_TO DO_
Where a line of the material contains the string "this", copy that line.

_DATASET EXTRACT_
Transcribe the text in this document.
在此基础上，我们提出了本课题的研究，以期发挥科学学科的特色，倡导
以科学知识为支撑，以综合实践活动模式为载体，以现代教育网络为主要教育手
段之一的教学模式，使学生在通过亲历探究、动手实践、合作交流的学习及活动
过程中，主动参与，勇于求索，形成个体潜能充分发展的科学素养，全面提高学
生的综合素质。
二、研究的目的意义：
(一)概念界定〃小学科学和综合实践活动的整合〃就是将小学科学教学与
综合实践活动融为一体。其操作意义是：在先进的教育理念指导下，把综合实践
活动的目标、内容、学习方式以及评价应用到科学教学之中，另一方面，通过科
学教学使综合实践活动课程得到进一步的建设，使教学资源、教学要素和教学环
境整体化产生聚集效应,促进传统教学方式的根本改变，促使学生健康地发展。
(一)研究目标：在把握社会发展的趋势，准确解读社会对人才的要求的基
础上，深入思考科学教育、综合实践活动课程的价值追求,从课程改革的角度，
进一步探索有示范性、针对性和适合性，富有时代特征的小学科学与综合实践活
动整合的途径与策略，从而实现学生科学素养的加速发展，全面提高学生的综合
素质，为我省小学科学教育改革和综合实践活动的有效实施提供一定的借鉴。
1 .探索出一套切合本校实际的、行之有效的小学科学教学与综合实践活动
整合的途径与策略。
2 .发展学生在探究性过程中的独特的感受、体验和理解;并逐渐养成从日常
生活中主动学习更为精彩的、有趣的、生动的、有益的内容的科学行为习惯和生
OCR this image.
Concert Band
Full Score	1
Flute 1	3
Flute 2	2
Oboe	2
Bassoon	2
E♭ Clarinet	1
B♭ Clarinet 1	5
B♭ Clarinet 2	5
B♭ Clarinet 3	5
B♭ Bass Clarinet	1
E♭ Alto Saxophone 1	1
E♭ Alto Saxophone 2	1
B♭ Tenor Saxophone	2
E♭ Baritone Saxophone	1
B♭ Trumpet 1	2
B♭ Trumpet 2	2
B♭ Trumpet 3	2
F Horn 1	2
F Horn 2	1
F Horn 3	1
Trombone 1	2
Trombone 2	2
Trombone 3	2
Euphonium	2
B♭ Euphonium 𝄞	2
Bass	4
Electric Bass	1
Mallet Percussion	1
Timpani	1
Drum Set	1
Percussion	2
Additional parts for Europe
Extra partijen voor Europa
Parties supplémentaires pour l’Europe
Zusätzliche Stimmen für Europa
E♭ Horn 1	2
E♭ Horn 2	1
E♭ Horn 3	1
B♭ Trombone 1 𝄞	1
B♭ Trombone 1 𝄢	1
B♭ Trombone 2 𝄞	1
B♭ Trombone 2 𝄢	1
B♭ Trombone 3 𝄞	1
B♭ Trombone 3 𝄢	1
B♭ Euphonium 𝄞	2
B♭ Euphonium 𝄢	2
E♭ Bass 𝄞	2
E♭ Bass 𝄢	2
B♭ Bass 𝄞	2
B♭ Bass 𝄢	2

_FINISHED ANSWER_
Transcribe the text in this document.
OCR this image.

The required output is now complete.